[Challenge]: Give every line below again, exactly.

[Material provided]:

______

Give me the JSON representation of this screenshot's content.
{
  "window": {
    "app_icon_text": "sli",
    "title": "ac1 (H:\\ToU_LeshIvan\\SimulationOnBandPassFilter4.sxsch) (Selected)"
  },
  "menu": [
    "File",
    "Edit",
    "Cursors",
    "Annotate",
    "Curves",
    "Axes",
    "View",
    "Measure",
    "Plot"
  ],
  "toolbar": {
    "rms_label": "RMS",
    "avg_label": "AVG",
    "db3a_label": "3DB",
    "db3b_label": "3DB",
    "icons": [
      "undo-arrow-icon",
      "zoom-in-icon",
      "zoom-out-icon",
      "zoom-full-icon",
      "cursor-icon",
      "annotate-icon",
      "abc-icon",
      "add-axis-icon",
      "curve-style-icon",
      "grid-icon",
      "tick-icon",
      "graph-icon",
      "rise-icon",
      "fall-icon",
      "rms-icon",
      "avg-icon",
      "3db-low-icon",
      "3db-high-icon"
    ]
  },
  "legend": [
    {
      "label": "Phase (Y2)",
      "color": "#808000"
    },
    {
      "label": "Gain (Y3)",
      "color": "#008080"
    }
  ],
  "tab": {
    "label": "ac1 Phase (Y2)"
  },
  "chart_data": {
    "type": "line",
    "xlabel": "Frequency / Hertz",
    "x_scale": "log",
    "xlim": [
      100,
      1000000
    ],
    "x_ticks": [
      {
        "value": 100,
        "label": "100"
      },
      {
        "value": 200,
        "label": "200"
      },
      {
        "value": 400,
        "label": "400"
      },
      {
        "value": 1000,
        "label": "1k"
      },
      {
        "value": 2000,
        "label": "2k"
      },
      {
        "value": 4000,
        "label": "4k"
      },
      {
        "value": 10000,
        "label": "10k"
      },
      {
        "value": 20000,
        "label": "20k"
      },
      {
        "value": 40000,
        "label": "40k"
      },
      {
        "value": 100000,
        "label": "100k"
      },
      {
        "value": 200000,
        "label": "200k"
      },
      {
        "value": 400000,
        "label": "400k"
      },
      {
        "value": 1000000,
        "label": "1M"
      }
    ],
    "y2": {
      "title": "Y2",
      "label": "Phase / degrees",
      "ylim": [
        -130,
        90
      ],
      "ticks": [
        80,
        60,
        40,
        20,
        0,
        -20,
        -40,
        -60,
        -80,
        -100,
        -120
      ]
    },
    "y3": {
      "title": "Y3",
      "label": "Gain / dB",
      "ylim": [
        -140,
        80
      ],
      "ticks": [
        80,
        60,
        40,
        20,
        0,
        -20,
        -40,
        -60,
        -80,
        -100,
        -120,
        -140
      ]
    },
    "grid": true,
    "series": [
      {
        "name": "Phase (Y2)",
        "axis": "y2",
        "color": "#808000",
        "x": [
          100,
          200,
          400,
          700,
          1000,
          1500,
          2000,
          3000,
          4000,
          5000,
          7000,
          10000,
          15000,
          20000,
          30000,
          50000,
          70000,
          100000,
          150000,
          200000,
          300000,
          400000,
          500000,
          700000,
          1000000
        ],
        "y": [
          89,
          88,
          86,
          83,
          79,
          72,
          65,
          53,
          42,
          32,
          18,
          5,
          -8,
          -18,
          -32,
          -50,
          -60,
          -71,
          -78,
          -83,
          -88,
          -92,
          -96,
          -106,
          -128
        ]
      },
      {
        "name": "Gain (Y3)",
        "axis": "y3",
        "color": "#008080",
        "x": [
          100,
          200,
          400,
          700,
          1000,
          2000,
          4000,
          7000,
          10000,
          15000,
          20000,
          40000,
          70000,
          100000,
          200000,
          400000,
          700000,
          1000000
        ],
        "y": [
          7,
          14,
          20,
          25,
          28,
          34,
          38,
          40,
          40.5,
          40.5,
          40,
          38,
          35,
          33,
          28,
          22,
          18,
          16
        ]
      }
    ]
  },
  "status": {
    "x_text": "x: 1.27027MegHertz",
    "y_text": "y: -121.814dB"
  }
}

______

[Exercise answer]:
Give me the JSON representation of this screenshot's content.
{
  "window": {
    "app_icon_text": "sli",
    "title": "ac1 (H:\\ToU_LeshIvan\\SimulationOnBandPassFilter4.sxsch) (Selected)"
  },
  "menu": [
    "File",
    "Edit",
    "Cursors",
    "Annotate",
    "Curves",
    "Axes",
    "View",
    "Measure",
    "Plot"
  ],
  "toolbar": {
    "rms_label": "RMS",
    "avg_label": "AVG",
    "db3a_label": "3DB",
    "db3b_label": "3DB",
    "icons": [
      "undo-arrow-icon",
      "zoom-in-icon",
      "zoom-out-icon",
      "zoom-full-icon",
      "cursor-icon",
      "annotate-icon",
      "abc-icon",
      "add-axis-icon",
      "curve-style-icon",
      "grid-icon",
      "tick-icon",
      "graph-icon",
      "rise-icon",
      "fall-icon",
      "rms-icon",
      "avg-icon",
      "3db-low-icon",
      "3db-high-icon"
    ]
  },
  "legend": [
    {
      "label": "Phase (Y2)",
      "color": "#808000"
    },
    {
      "label": "Gain (Y3)",
      "color": "#008080"
    }
  ],
  "tab": {
    "label": "ac1 Phase (Y2)"
  },
  "chart_data": {
    "type": "line",
    "xlabel": "Frequency / Hertz",
    "x_scale": "log",
    "xlim": [
      100,
      1000000
    ],
    "x_ticks": [
      {
        "value": 100,
        "label": "100"
      },
      {
        "value": 200,
        "label": "200"
      },
      {
        "value": 400,
        "label": "400"
      },
      {
        "value": 1000,
        "label": "1k"
      },
      {
        "value": 2000,
        "label": "2k"
      },
      {
        "value": 4000,
        "label": "4k"
      },
      {
        "value": 10000,
        "label": "10k"
      },
      {
        "value": 20000,
        "label": "20k"
      },
      {
        "value": 40000,
        "label": "40k"
      },
      {
        "value": 100000,
        "label": "100k"
      },
      {
        "value": 200000,
        "label": "200k"
      },
      {
        "value": 400000,
        "label": "400k"
      },
      {
        "value": 1000000,
        "label": "1M"
      }
    ],
    "y2": {
      "title": "Y2",
      "label": "Phase / degrees",
      "ylim": [
        -130,
        90
      ],
      "ticks": [
        80,
        60,
        40,
        20,
        0,
        -20,
        -40,
        -60,
        -80,
        -100,
        -120
      ]
    },
    "y3": {
      "title": "Y3",
      "label": "Gain / dB",
      "ylim": [
        -140,
        80
      ],
      "ticks": [
        80,
        60,
        40,
        20,
        0,
        -20,
        -40,
        -60,
        -80,
        -100,
        -120,
        -140
      ]
    },
    "grid": true,
    "series": [
      {
        "name": "Phase (Y2)",
        "axis": "y2",
        "color": "#808000",
        "x": [
          100,
          200,
          400,
          700,
          1000,
          1500,
          2000,
          3000,
          4000,
          5000,
          7000,
          10000,
          15000,
          20000,
          30000,
          50000,
          70000,
          100000,
          150000,
          200000,
          300000,
          400000,
          500000,
          700000,
          1000000
        ],
        "y": [
          89,
          88,
          86,
          83,
          79,
          72,
          65,
          53,
          42,
          32,
          18,
          5,
          -8,
          -18,
          -32,
          -50,
          -60,
          -71,
          -78,
          -83,
          -88,
          -92,
          -96,
          -106,
          -128
        ]
      },
      {
        "name": "Gain (Y3)",
        "axis": "y3",
        "color": "#008080",
        "x": [
          100,
          200,
          400,
          700,
          1000,
          2000,
          4000,
          7000,
          10000,
          15000,
          20000,
          40000,
          70000,
          100000,
          200000,
          400000,
          700000,
          1000000
        ],
        "y": [
          7,
          14,
          20,
          25,
          28,
          34,
          38,
          40,
          40.5,
          40.5,
          40,
          38,
          35,
          33,
          28,
          22,
          18,
          16
        ]
      }
    ]
  },
  "status": {
    "x_text": "x: 1.27027MegHertz",
    "y_text": "y: -121.814dB"
  }
}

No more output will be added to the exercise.